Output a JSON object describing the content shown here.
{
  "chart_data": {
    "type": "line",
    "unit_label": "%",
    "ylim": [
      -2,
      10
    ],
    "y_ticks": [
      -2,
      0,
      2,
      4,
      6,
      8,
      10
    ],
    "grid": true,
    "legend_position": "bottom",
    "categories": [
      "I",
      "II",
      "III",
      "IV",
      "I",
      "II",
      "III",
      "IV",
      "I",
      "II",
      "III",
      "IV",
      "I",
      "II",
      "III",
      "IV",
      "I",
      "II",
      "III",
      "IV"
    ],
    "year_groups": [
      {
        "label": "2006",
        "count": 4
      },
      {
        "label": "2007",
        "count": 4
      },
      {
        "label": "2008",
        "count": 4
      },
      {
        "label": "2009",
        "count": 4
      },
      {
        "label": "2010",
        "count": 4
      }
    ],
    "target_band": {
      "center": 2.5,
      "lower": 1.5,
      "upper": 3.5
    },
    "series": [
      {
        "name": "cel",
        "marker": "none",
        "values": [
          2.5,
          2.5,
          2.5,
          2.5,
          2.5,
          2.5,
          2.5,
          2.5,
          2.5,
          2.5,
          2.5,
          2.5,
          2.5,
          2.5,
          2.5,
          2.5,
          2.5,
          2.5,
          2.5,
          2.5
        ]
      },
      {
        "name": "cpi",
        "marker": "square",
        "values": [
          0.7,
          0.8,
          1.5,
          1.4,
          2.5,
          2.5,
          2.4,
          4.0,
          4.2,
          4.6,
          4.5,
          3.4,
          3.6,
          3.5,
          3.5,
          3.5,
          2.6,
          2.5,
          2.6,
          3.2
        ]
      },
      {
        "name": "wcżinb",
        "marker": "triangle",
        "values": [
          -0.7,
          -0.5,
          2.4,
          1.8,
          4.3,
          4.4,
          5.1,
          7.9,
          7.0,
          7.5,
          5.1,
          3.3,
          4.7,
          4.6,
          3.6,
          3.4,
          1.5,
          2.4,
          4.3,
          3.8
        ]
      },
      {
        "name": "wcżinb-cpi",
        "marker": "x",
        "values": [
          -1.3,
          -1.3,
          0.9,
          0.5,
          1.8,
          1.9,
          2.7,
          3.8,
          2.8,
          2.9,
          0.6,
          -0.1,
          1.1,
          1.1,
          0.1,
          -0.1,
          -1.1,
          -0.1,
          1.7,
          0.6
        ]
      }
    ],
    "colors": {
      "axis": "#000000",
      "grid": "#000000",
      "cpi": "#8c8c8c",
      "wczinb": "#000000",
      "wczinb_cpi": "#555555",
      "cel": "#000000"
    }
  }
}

——————————

- **Written problem**
Type out the entries again, word for word.

- **Task output**
Output a JSON object describing the content shown here.
{
  "chart_data": {
    "type": "line",
    "unit_label": "%",
    "ylim": [
      -2,
      10
    ],
    "y_ticks": [
      -2,
      0,
      2,
      4,
      6,
      8,
      10
    ],
    "grid": true,
    "legend_position": "bottom",
    "categories": [
      "I",
      "II",
      "III",
      "IV",
      "I",
      "II",
      "III",
      "IV",
      "I",
      "II",
      "III",
      "IV",
      "I",
      "II",
      "III",
      "IV",
      "I",
      "II",
      "III",
      "IV"
    ],
    "year_groups": [
      {
        "label": "2006",
        "count": 4
      },
      {
        "label": "2007",
        "count": 4
      },
      {
        "label": "2008",
        "count": 4
      },
      {
        "label": "2009",
        "count": 4
      },
      {
        "label": "2010",
        "count": 4
      }
    ],
    "target_band": {
      "center": 2.5,
      "lower": 1.5,
      "upper": 3.5
    },
    "series": [
      {
        "name": "cel",
        "marker": "none",
        "values": [
          2.5,
          2.5,
          2.5,
          2.5,
          2.5,
          2.5,
          2.5,
          2.5,
          2.5,
          2.5,
          2.5,
          2.5,
          2.5,
          2.5,
          2.5,
          2.5,
          2.5,
          2.5,
          2.5,
          2.5
        ]
      },
      {
        "name": "cpi",
        "marker": "square",
        "values": [
          0.7,
          0.8,
          1.5,
          1.4,
          2.5,
          2.5,
          2.4,
          4.0,
          4.2,
          4.6,
          4.5,
          3.4,
          3.6,
          3.5,
          3.5,
          3.5,
          2.6,
          2.5,
          2.6,
          3.2
        ]
      },
      {
        "name": "wcżinb",
        "marker": "triangle",
        "values": [
          -0.7,
          -0.5,
          2.4,
          1.8,
          4.3,
          4.4,
          5.1,
          7.9,
          7.0,
          7.5,
          5.1,
          3.3,
          4.7,
          4.6,
          3.6,
          3.4,
          1.5,
          2.4,
          4.3,
          3.8
        ]
      },
      {
        "name": "wcżinb-cpi",
        "marker": "x",
        "values": [
          -1.3,
          -1.3,
          0.9,
          0.5,
          1.8,
          1.9,
          2.7,
          3.8,
          2.8,
          2.9,
          0.6,
          -0.1,
          1.1,
          1.1,
          0.1,
          -0.1,
          -1.1,
          -0.1,
          1.7,
          0.6
        ]
      }
    ],
    "colors": {
      "axis": "#000000",
      "grid": "#000000",
      "cpi": "#8c8c8c",
      "wczinb": "#000000",
      "wczinb_cpi": "#555555",
      "cel": "#000000"
    }
  }
}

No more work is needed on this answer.